● **Written task**
Find and copy every line in the records that includes the string "label".

[Dataset records]
--*--
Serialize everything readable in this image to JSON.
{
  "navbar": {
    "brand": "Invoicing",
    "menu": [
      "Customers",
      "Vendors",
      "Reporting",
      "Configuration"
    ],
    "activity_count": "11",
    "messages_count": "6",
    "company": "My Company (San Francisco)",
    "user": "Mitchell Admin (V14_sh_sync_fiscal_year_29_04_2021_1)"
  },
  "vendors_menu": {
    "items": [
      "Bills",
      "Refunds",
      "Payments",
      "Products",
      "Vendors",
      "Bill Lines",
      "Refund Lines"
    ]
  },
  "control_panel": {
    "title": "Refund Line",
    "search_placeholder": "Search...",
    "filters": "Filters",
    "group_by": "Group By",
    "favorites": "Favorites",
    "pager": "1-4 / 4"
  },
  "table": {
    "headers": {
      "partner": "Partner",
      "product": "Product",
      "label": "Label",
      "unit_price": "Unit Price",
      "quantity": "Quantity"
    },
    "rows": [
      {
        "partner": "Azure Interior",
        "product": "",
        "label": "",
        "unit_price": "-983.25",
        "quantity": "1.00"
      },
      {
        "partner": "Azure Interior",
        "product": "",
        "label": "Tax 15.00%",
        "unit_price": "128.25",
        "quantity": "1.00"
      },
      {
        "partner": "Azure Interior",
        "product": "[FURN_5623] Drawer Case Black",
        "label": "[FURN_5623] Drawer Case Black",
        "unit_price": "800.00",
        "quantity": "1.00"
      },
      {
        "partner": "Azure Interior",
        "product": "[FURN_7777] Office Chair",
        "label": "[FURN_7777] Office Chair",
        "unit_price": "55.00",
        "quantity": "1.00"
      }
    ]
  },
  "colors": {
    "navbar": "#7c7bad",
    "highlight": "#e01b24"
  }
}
--*--
● **Full response**
      "label": "Label",
        "label": "",
        "label": "Tax 15.00%",
        "label": "[FURN_5623] Drawer Case Black",
        "label": "[FURN_7777] Office Chair",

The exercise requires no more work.